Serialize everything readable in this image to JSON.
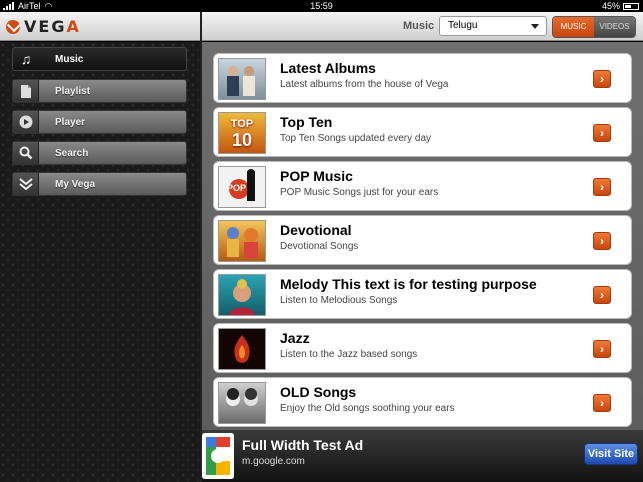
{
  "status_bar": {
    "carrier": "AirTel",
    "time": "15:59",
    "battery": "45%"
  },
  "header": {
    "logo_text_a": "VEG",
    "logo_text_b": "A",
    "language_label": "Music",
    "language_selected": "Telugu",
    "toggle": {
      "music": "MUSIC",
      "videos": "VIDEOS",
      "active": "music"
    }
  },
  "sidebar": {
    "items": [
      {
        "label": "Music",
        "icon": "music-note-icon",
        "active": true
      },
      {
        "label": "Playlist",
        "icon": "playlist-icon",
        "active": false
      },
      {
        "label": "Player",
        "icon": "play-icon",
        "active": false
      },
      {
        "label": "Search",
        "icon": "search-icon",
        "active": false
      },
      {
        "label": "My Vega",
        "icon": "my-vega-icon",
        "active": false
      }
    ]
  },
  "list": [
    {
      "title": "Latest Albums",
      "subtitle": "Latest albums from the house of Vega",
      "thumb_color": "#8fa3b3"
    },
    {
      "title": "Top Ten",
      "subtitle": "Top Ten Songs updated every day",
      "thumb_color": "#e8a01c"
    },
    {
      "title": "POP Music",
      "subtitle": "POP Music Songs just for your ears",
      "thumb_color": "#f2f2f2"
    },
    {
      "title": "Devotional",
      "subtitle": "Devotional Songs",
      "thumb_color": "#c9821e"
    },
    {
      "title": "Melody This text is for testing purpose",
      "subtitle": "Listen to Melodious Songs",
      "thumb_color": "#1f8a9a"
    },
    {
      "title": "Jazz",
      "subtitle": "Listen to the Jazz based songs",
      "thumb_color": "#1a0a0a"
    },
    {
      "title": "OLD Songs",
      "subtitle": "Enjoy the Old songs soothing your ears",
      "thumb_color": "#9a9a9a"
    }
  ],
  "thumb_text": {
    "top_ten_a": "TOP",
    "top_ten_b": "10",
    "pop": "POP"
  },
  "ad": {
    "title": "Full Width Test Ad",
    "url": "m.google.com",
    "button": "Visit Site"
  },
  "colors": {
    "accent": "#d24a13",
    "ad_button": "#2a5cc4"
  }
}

AIM OF THE TASK | Your copy of the data above should match it exactly, except that pictures are left out.

THE ANSWER |
Serialize everything readable in this image to JSON.
{
  "status_bar": {
    "carrier": "AirTel",
    "time": "15:59",
    "battery": "45%"
  },
  "header": {
    "logo_text_a": "VEG",
    "logo_text_b": "A",
    "language_label": "Music",
    "language_selected": "Telugu",
    "toggle": {
      "music": "MUSIC",
      "videos": "VIDEOS",
      "active": "music"
    }
  },
  "sidebar": {
    "items": [
      {
        "label": "Music",
        "icon": "music-note-icon",
        "active": true
      },
      {
        "label": "Playlist",
        "icon": "playlist-icon",
        "active": false
      },
      {
        "label": "Player",
        "icon": "play-icon",
        "active": false
      },
      {
        "label": "Search",
        "icon": "search-icon",
        "active": false
      },
      {
        "label": "My Vega",
        "icon": "my-vega-icon",
        "active": false
      }
    ]
  },
  "list": [
    {
      "title": "Latest Albums",
      "subtitle": "Latest albums from the house of Vega",
      "thumb_color": "#8fa3b3"
    },
    {
      "title": "Top Ten",
      "subtitle": "Top Ten Songs updated every day",
      "thumb_color": "#e8a01c"
    },
    {
      "title": "POP Music",
      "subtitle": "POP Music Songs just for your ears",
      "thumb_color": "#f2f2f2"
    },
    {
      "title": "Devotional",
      "subtitle": "Devotional Songs",
      "thumb_color": "#c9821e"
    },
    {
      "title": "Melody This text is for testing purpose",
      "subtitle": "Listen to Melodious Songs",
      "thumb_color": "#1f8a9a"
    },
    {
      "title": "Jazz",
      "subtitle": "Listen to the Jazz based songs",
      "thumb_color": "#1a0a0a"
    },
    {
      "title": "OLD Songs",
      "subtitle": "Enjoy the Old songs soothing your ears",
      "thumb_color": "#9a9a9a"
    }
  ],
  "thumb_text": {
    "top_ten_a": "TOP",
    "top_ten_b": "10",
    "pop": "POP"
  },
  "ad": {
    "title": "Full Width Test Ad",
    "url": "m.google.com",
    "button": "Visit Site"
  },
  "colors": {
    "accent": "#d24a13",
    "ad_button": "#2a5cc4"
  }
}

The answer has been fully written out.